Excerpted data ::

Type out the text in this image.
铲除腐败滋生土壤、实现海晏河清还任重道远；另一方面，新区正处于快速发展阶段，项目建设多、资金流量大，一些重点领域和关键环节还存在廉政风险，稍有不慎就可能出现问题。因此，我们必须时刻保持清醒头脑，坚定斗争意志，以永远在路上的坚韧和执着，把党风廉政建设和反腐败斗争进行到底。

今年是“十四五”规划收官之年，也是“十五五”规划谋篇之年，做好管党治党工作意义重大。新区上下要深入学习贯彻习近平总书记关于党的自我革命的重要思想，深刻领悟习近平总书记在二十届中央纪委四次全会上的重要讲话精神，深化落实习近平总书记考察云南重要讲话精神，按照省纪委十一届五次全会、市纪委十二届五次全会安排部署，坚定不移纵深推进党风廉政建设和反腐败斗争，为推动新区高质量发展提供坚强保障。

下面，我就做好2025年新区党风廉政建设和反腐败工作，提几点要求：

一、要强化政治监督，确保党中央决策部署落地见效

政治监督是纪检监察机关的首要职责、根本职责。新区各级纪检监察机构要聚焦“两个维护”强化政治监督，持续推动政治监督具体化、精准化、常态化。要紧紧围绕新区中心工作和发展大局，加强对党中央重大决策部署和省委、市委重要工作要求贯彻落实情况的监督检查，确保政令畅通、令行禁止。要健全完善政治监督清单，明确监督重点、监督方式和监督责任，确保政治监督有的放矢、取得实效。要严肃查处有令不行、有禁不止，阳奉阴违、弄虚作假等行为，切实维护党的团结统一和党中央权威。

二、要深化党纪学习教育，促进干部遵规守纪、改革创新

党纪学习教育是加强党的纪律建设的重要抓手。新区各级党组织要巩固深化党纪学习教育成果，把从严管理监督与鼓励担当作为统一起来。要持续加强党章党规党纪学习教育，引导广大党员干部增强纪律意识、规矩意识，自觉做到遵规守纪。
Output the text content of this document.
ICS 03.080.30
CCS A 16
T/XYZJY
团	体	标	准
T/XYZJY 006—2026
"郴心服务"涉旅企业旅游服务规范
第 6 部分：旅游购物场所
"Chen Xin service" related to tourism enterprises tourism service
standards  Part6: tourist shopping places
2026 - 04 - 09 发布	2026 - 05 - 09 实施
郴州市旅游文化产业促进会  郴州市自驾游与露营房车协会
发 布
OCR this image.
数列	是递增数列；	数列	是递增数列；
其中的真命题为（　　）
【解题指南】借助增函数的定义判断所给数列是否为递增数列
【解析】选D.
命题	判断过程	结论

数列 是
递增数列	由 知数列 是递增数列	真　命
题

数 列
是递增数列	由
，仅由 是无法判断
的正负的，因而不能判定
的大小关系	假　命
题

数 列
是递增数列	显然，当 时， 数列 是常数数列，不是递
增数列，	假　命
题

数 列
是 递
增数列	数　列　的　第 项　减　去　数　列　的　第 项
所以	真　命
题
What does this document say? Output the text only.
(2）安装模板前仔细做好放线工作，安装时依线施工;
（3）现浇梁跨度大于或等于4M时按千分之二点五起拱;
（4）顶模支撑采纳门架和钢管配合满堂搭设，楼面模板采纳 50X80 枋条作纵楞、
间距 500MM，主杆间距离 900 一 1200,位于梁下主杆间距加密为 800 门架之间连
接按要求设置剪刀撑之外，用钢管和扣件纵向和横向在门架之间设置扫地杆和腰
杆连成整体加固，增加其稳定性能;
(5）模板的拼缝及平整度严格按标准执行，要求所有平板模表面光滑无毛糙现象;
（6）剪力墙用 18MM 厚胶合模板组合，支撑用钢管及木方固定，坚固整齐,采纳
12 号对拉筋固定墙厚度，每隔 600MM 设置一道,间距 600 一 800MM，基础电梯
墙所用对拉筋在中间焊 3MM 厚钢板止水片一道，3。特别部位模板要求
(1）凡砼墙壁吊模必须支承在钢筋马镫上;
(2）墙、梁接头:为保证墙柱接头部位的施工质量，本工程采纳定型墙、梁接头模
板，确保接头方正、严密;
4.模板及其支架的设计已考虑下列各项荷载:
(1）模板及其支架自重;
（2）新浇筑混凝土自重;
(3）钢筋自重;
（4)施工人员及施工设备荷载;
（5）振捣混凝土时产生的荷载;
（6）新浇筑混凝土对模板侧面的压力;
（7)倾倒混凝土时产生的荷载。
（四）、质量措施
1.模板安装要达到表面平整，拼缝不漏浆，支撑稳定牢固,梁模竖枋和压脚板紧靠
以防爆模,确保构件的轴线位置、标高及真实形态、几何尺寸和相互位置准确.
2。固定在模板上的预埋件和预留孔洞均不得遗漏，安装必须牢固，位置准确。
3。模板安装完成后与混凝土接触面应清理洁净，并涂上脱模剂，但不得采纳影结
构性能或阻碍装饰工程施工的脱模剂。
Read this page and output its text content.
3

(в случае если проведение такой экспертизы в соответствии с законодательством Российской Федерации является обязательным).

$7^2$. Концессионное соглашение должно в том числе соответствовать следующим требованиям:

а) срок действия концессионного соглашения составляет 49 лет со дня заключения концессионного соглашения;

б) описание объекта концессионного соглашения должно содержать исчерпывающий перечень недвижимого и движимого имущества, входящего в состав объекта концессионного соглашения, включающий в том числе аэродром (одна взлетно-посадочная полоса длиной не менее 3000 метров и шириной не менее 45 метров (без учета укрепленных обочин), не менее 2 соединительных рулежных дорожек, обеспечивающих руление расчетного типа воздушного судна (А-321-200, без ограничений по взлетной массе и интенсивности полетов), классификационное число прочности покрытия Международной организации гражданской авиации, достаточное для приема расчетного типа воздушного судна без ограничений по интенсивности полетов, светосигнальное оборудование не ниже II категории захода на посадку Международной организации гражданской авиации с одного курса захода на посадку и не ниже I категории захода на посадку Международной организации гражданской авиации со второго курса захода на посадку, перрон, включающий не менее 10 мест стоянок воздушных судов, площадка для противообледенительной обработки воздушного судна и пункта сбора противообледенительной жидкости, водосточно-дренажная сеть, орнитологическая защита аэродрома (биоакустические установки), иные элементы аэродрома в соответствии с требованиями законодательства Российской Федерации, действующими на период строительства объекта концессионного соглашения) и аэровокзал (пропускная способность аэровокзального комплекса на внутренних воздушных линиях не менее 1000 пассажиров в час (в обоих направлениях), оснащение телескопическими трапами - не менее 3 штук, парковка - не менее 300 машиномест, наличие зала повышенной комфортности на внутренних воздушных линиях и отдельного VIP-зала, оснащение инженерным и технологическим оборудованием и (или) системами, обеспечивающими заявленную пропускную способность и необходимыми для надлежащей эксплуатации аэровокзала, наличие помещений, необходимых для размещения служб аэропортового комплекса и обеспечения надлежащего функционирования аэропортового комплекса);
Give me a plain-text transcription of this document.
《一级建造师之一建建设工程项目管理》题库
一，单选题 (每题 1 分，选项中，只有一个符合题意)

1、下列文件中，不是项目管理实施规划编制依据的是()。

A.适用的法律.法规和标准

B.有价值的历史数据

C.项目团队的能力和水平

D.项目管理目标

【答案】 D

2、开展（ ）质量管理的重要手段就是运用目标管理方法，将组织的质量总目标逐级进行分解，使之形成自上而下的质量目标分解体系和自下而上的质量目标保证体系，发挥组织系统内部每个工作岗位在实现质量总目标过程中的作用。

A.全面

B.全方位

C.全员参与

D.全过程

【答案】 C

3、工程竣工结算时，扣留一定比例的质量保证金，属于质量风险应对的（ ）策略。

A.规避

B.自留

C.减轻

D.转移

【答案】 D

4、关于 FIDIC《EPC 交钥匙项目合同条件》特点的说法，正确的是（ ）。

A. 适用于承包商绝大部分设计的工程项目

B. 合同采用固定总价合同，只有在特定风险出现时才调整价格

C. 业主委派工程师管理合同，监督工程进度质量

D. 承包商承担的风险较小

Problem statement ::
Reproduce the data shown above exactly.

Expected answer ::
Type out the text in this image.
铲除腐败滋生土壤、实现海晏河清还任重道远；另一方面，新区正处于快速发展阶段，项目建设多、资金流量大，一些重点领域和关键环节还存在廉政风险，稍有不慎就可能出现问题。因此，我们必须时刻保持清醒头脑，坚定斗争意志，以永远在路上的坚韧和执着，把党风廉政建设和反腐败斗争进行到底。

今年是“十四五”规划收官之年，也是“十五五”规划谋篇之年，做好管党治党工作意义重大。新区上下要深入学习贯彻习近平总书记关于党的自我革命的重要思想，深刻领悟习近平总书记在二十届中央纪委四次全会上的重要讲话精神，深化落实习近平总书记考察云南重要讲话精神，按照省纪委十一届五次全会、市纪委十二届五次全会安排部署，坚定不移纵深推进党风廉政建设和反腐败斗争，为推动新区高质量发展提供坚强保障。

下面，我就做好2025年新区党风廉政建设和反腐败工作，提几点要求：

一、要强化政治监督，确保党中央决策部署落地见效

政治监督是纪检监察机关的首要职责、根本职责。新区各级纪检监察机构要聚焦“两个维护”强化政治监督，持续推动政治监督具体化、精准化、常态化。要紧紧围绕新区中心工作和发展大局，加强对党中央重大决策部署和省委、市委重要工作要求贯彻落实情况的监督检查，确保政令畅通、令行禁止。要健全完善政治监督清单，明确监督重点、监督方式和监督责任，确保政治监督有的放矢、取得实效。要严肃查处有令不行、有禁不止，阳奉阴违、弄虚作假等行为，切实维护党的团结统一和党中央权威。

二、要深化党纪学习教育，促进干部遵规守纪、改革创新

党纪学习教育是加强党的纪律建设的重要抓手。新区各级党组织要巩固深化党纪学习教育成果，把从严管理监督与鼓励担当作为统一起来。要持续加强党章党规党纪学习教育，引导广大党员干部增强纪律意识、规矩意识，自觉做到遵规守纪。
Output the text content of this document.
ICS 03.080.30
CCS A 16
T/XYZJY
团	体	标	准
T/XYZJY 006—2026
"郴心服务"涉旅企业旅游服务规范
第 6 部分：旅游购物场所
"Chen Xin service" related to tourism enterprises tourism service
standards  Part6: tourist shopping places
2026 - 04 - 09 发布	2026 - 05 - 09 实施
郴州市旅游文化产业促进会  郴州市自驾游与露营房车协会
发 布
OCR this image.
数列	是递增数列；	数列	是递增数列；
其中的真命题为（　　）
【解题指南】借助增函数的定义判断所给数列是否为递增数列
【解析】选D.
命题	判断过程	结论

数列 是
递增数列	由 知数列 是递增数列	真　命
题

数 列
是递增数列	由
，仅由 是无法判断
的正负的，因而不能判定
的大小关系	假　命
题

数 列
是递增数列	显然，当 时， 数列 是常数数列，不是递
增数列，	假　命
题

数 列
是 递
增数列	数　列　的　第 项　减　去　数　列　的　第 项
所以	真　命
题
What does this document say? Output the text only.
(2）安装模板前仔细做好放线工作，安装时依线施工;
（3）现浇梁跨度大于或等于4M时按千分之二点五起拱;
（4）顶模支撑采纳门架和钢管配合满堂搭设，楼面模板采纳 50X80 枋条作纵楞、
间距 500MM，主杆间距离 900 一 1200,位于梁下主杆间距加密为 800 门架之间连
接按要求设置剪刀撑之外，用钢管和扣件纵向和横向在门架之间设置扫地杆和腰
杆连成整体加固，增加其稳定性能;
(5）模板的拼缝及平整度严格按标准执行，要求所有平板模表面光滑无毛糙现象;
（6）剪力墙用 18MM 厚胶合模板组合，支撑用钢管及木方固定，坚固整齐,采纳
12 号对拉筋固定墙厚度，每隔 600MM 设置一道,间距 600 一 800MM，基础电梯
墙所用对拉筋在中间焊 3MM 厚钢板止水片一道，3。特别部位模板要求
(1）凡砼墙壁吊模必须支承在钢筋马镫上;
(2）墙、梁接头:为保证墙柱接头部位的施工质量，本工程采纳定型墙、梁接头模
板，确保接头方正、严密;
4.模板及其支架的设计已考虑下列各项荷载:
(1）模板及其支架自重;
（2）新浇筑混凝土自重;
(3）钢筋自重;
（4)施工人员及施工设备荷载;
（5）振捣混凝土时产生的荷载;
（6）新浇筑混凝土对模板侧面的压力;
（7)倾倒混凝土时产生的荷载。
（四）、质量措施
1.模板安装要达到表面平整，拼缝不漏浆，支撑稳定牢固,梁模竖枋和压脚板紧靠
以防爆模,确保构件的轴线位置、标高及真实形态、几何尺寸和相互位置准确.
2。固定在模板上的预埋件和预留孔洞均不得遗漏，安装必须牢固，位置准确。
3。模板安装完成后与混凝土接触面应清理洁净，并涂上脱模剂，但不得采纳影结
构性能或阻碍装饰工程施工的脱模剂。
Read this page and output its text content.
3

(в случае если проведение такой экспертизы в соответствии с законодательством Российской Федерации является обязательным).

$7^2$. Концессионное соглашение должно в том числе соответствовать следующим требованиям:

а) срок действия концессионного соглашения составляет 49 лет со дня заключения концессионного соглашения;

б) описание объекта концессионного соглашения должно содержать исчерпывающий перечень недвижимого и движимого имущества, входящего в состав объекта концессионного соглашения, включающий в том числе аэродром (одна взлетно-посадочная полоса длиной не менее 3000 метров и шириной не менее 45 метров (без учета укрепленных обочин), не менее 2 соединительных рулежных дорожек, обеспечивающих руление расчетного типа воздушного судна (А-321-200, без ограничений по взлетной массе и интенсивности полетов), классификационное число прочности покрытия Международной организации гражданской авиации, достаточное для приема расчетного типа воздушного судна без ограничений по интенсивности полетов, светосигнальное оборудование не ниже II категории захода на посадку Международной организации гражданской авиации с одного курса захода на посадку и не ниже I категории захода на посадку Международной организации гражданской авиации со второго курса захода на посадку, перрон, включающий не менее 10 мест стоянок воздушных судов, площадка для противообледенительной обработки воздушного судна и пункта сбора противообледенительной жидкости, водосточно-дренажная сеть, орнитологическая защита аэродрома (биоакустические установки), иные элементы аэродрома в соответствии с требованиями законодательства Российской Федерации, действующими на период строительства объекта концессионного соглашения) и аэровокзал (пропускная способность аэровокзального комплекса на внутренних воздушных линиях не менее 1000 пассажиров в час (в обоих направлениях), оснащение телескопическими трапами - не менее 3 штук, парковка - не менее 300 машиномест, наличие зала повышенной комфортности на внутренних воздушных линиях и отдельного VIP-зала, оснащение инженерным и технологическим оборудованием и (или) системами, обеспечивающими заявленную пропускную способность и необходимыми для надлежащей эксплуатации аэровокзала, наличие помещений, необходимых для размещения служб аэропортового комплекса и обеспечения надлежащего функционирования аэропортового комплекса);
Give me a plain-text transcription of this document.
《一级建造师之一建建设工程项目管理》题库
一，单选题 (每题 1 分，选项中，只有一个符合题意)

1、下列文件中，不是项目管理实施规划编制依据的是()。

A.适用的法律.法规和标准

B.有价值的历史数据

C.项目团队的能力和水平

D.项目管理目标

【答案】 D

2、开展（ ）质量管理的重要手段就是运用目标管理方法，将组织的质量总目标逐级进行分解，使之形成自上而下的质量目标分解体系和自下而上的质量目标保证体系，发挥组织系统内部每个工作岗位在实现质量总目标过程中的作用。

A.全面

B.全方位

C.全员参与

D.全过程

【答案】 C

3、工程竣工结算时，扣留一定比例的质量保证金，属于质量风险应对的（ ）策略。

A.规避

B.自留

C.减轻

D.转移

【答案】 D

4、关于 FIDIC《EPC 交钥匙项目合同条件》特点的说法，正确的是（ ）。

A. 适用于承包商绝大部分设计的工程项目

B. 合同采用固定总价合同，只有在特定风险出现时才调整价格

C. 业主委派工程师管理合同，监督工程进度质量

D. 承包商承担的风险较小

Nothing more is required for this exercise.